All records must be quoted exactly. Omit the pictures.

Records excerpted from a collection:
- - -

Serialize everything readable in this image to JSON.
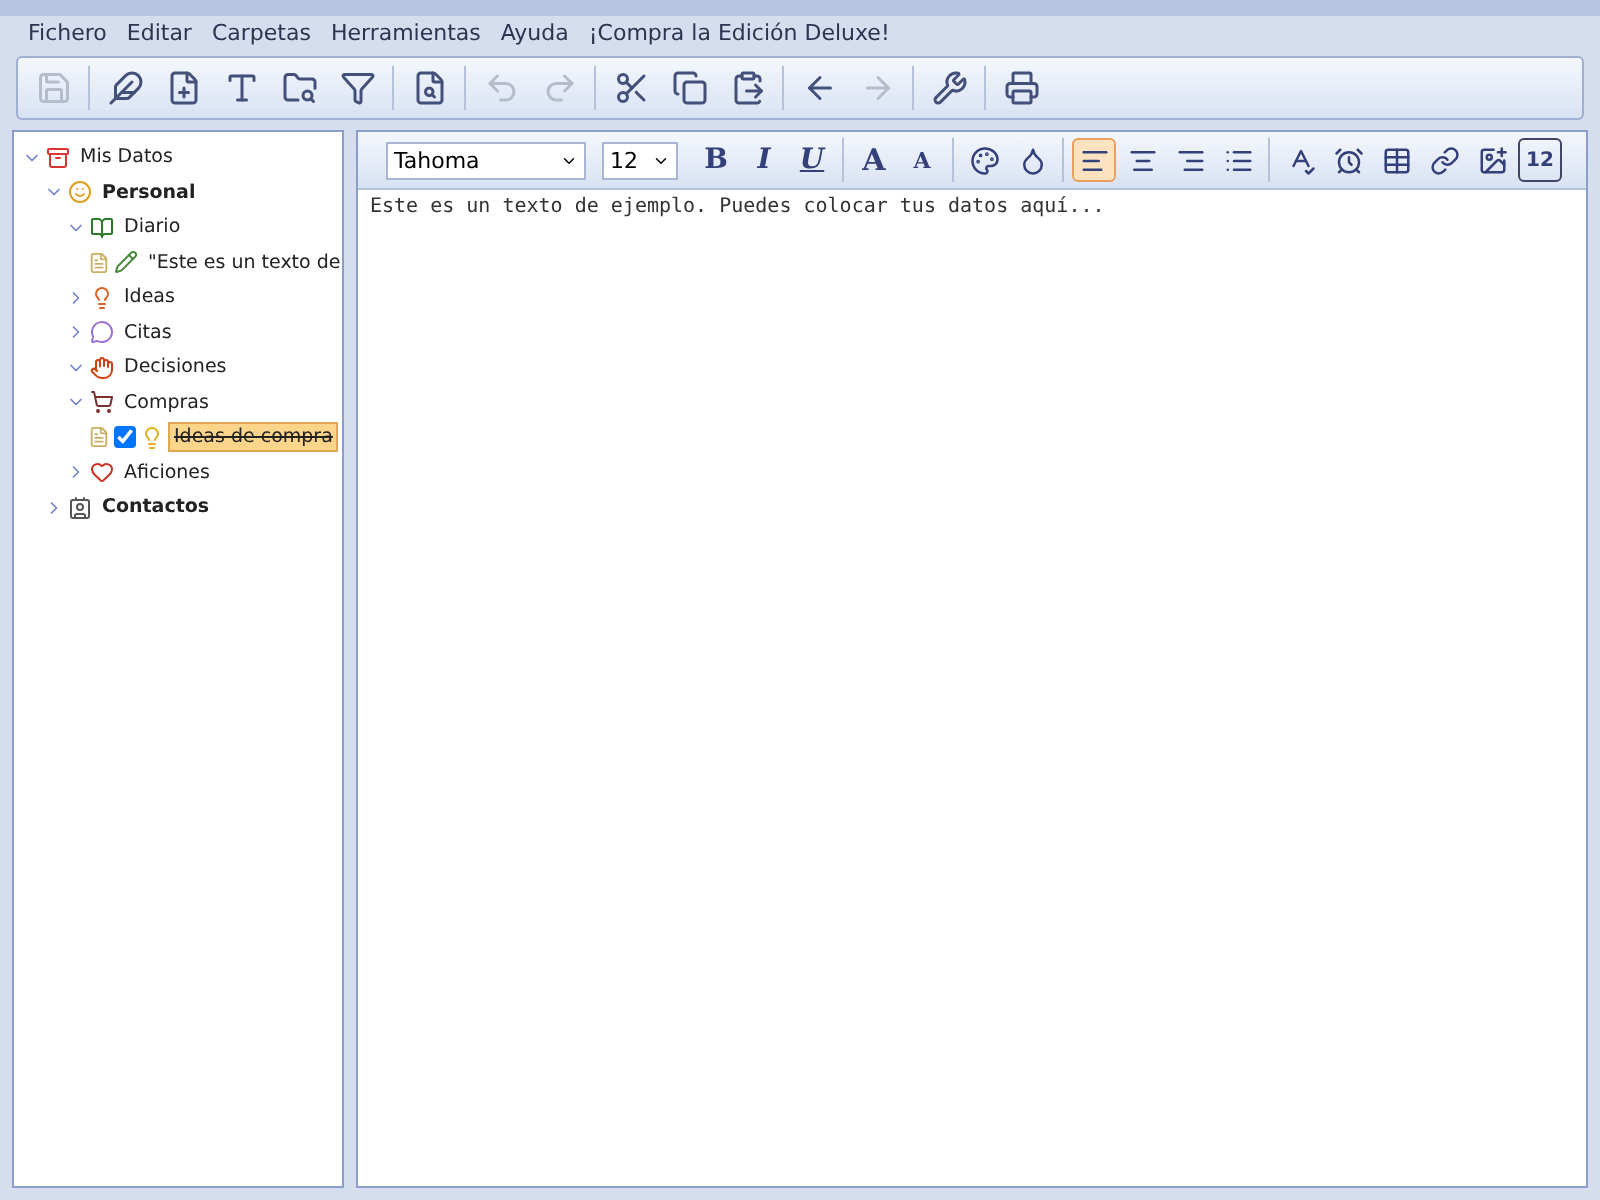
{
  "menu": [
    "Fichero",
    "Editar",
    "Carpetas",
    "Herramientas",
    "Ayuda",
    "¡Compra la Edición Deluxe!"
  ],
  "toolbar": [
    {
      "kind": "button",
      "disabled": true
    },
    {
      "kind": "separator"
    },
    {
      "kind": "button",
      "disabled": false
    },
    {
      "kind": "button",
      "disabled": false
    },
    {
      "kind": "button",
      "disabled": false
    },
    {
      "kind": "button",
      "disabled": false
    },
    {
      "kind": "button",
      "disabled": false
    },
    {
      "kind": "separator"
    },
    {
      "kind": "button",
      "disabled": false
    },
    {
      "kind": "separator"
    },
    {
      "kind": "button",
      "disabled": true
    },
    {
      "kind": "button",
      "disabled": true
    },
    {
      "kind": "separator"
    },
    {
      "kind": "button",
      "disabled": false
    },
    {
      "kind": "button",
      "disabled": false
    },
    {
      "kind": "button",
      "disabled": false
    },
    {
      "kind": "separator"
    },
    {
      "kind": "button",
      "disabled": false
    },
    {
      "kind": "button",
      "disabled": true
    },
    {
      "kind": "separator"
    },
    {
      "kind": "button",
      "disabled": false
    },
    {
      "kind": "separator"
    },
    {
      "kind": "button",
      "disabled": false
    }
  ],
  "tree": [
    {
      "label": "Mis Datos",
      "kind": "root",
      "bold": false,
      "expanded": true,
      "selected": false,
      "children": [
        {
          "label": "Personal",
          "kind": "smile",
          "bold": true,
          "expanded": true,
          "selected": false,
          "children": [
            {
              "label": "Diario",
              "kind": "book",
              "bold": false,
              "expanded": true,
              "selected": false,
              "children": [
                {
                  "label": "\"Este es un texto de",
                  "kind": "note",
                  "bold": false,
                  "selected": false
                }
              ]
            },
            {
              "label": "Ideas",
              "kind": "ideas",
              "bold": false,
              "expanded": false,
              "selected": false
            },
            {
              "label": "Citas",
              "kind": "quote",
              "bold": false,
              "expanded": false,
              "selected": false
            },
            {
              "label": "Decisiones",
              "kind": "decision",
              "bold": false,
              "expanded": true,
              "selected": false
            },
            {
              "label": "Compras",
              "kind": "cart",
              "bold": false,
              "expanded": true,
              "selected": false,
              "children": [
                {
                  "label": "Ideas de compra",
                  "kind": "task",
                  "bold": false,
                  "checked": true,
                  "selected": true
                }
              ]
            },
            {
              "label": "Aficiones",
              "kind": "heart",
              "bold": false,
              "expanded": false,
              "selected": false
            }
          ]
        },
        {
          "label": "Contactos",
          "kind": "contacts",
          "bold": true,
          "expanded": false,
          "selected": false
        }
      ]
    }
  ],
  "format": {
    "font": "Tahoma",
    "size": "12",
    "buttons": [
      {
        "kind": "text",
        "text": "B",
        "selected": false
      },
      {
        "kind": "text",
        "text": "I",
        "selected": false
      },
      {
        "kind": "text",
        "text": "U",
        "selected": false
      },
      {
        "kind": "separator"
      },
      {
        "kind": "text",
        "text": "A",
        "selected": false
      },
      {
        "kind": "text",
        "text": "A",
        "selected": false
      },
      {
        "kind": "separator"
      },
      {
        "kind": "icon",
        "selected": false
      },
      {
        "kind": "icon",
        "selected": false
      },
      {
        "kind": "separator"
      },
      {
        "kind": "icon",
        "selected": true
      },
      {
        "kind": "icon",
        "selected": false
      },
      {
        "kind": "icon",
        "selected": false
      },
      {
        "kind": "icon",
        "selected": false
      },
      {
        "kind": "separator"
      },
      {
        "kind": "icon",
        "selected": false
      },
      {
        "kind": "icon",
        "selected": false
      },
      {
        "kind": "icon",
        "selected": false
      },
      {
        "kind": "icon",
        "selected": false
      },
      {
        "kind": "icon",
        "selected": false
      },
      {
        "kind": "text",
        "text": "12",
        "selected": false
      }
    ]
  },
  "editor": {
    "text": "Este es un texto de ejemplo. Puedes colocar tus datos aquí..."
  }
}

- - -

• [Response below]
Serialize everything readable in this image to JSON.
{
  "menu": [
    "Fichero",
    "Editar",
    "Carpetas",
    "Herramientas",
    "Ayuda",
    "¡Compra la Edición Deluxe!"
  ],
  "toolbar": [
    {
      "kind": "button",
      "disabled": true
    },
    {
      "kind": "separator"
    },
    {
      "kind": "button",
      "disabled": false
    },
    {
      "kind": "button",
      "disabled": false
    },
    {
      "kind": "button",
      "disabled": false
    },
    {
      "kind": "button",
      "disabled": false
    },
    {
      "kind": "button",
      "disabled": false
    },
    {
      "kind": "separator"
    },
    {
      "kind": "button",
      "disabled": false
    },
    {
      "kind": "separator"
    },
    {
      "kind": "button",
      "disabled": true
    },
    {
      "kind": "button",
      "disabled": true
    },
    {
      "kind": "separator"
    },
    {
      "kind": "button",
      "disabled": false
    },
    {
      "kind": "button",
      "disabled": false
    },
    {
      "kind": "button",
      "disabled": false
    },
    {
      "kind": "separator"
    },
    {
      "kind": "button",
      "disabled": false
    },
    {
      "kind": "button",
      "disabled": true
    },
    {
      "kind": "separator"
    },
    {
      "kind": "button",
      "disabled": false
    },
    {
      "kind": "separator"
    },
    {
      "kind": "button",
      "disabled": false
    }
  ],
  "tree": [
    {
      "label": "Mis Datos",
      "kind": "root",
      "bold": false,
      "expanded": true,
      "selected": false,
      "children": [
        {
          "label": "Personal",
          "kind": "smile",
          "bold": true,
          "expanded": true,
          "selected": false,
          "children": [
            {
              "label": "Diario",
              "kind": "book",
              "bold": false,
              "expanded": true,
              "selected": false,
              "children": [
                {
                  "label": "\"Este es un texto de",
                  "kind": "note",
                  "bold": false,
                  "selected": false
                }
              ]
            },
            {
              "label": "Ideas",
              "kind": "ideas",
              "bold": false,
              "expanded": false,
              "selected": false
            },
            {
              "label": "Citas",
              "kind": "quote",
              "bold": false,
              "expanded": false,
              "selected": false
            },
            {
              "label": "Decisiones",
              "kind": "decision",
              "bold": false,
              "expanded": true,
              "selected": false
            },
            {
              "label": "Compras",
              "kind": "cart",
              "bold": false,
              "expanded": true,
              "selected": false,
              "children": [
                {
                  "label": "Ideas de compra",
                  "kind": "task",
                  "bold": false,
                  "checked": true,
                  "selected": true
                }
              ]
            },
            {
              "label": "Aficiones",
              "kind": "heart",
              "bold": false,
              "expanded": false,
              "selected": false
            }
          ]
        },
        {
          "label": "Contactos",
          "kind": "contacts",
          "bold": true,
          "expanded": false,
          "selected": false
        }
      ]
    }
  ],
  "format": {
    "font": "Tahoma",
    "size": "12",
    "buttons": [
      {
        "kind": "text",
        "text": "B",
        "selected": false
      },
      {
        "kind": "text",
        "text": "I",
        "selected": false
      },
      {
        "kind": "text",
        "text": "U",
        "selected": false
      },
      {
        "kind": "separator"
      },
      {
        "kind": "text",
        "text": "A",
        "selected": false
      },
      {
        "kind": "text",
        "text": "A",
        "selected": false
      },
      {
        "kind": "separator"
      },
      {
        "kind": "icon",
        "selected": false
      },
      {
        "kind": "icon",
        "selected": false
      },
      {
        "kind": "separator"
      },
      {
        "kind": "icon",
        "selected": true
      },
      {
        "kind": "icon",
        "selected": false
      },
      {
        "kind": "icon",
        "selected": false
      },
      {
        "kind": "icon",
        "selected": false
      },
      {
        "kind": "separator"
      },
      {
        "kind": "icon",
        "selected": false
      },
      {
        "kind": "icon",
        "selected": false
      },
      {
        "kind": "icon",
        "selected": false
      },
      {
        "kind": "icon",
        "selected": false
      },
      {
        "kind": "icon",
        "selected": false
      },
      {
        "kind": "text",
        "text": "12",
        "selected": false
      }
    ]
  },
  "editor": {
    "text": "Este es un texto de ejemplo. Puedes colocar tus datos aquí..."
  }
}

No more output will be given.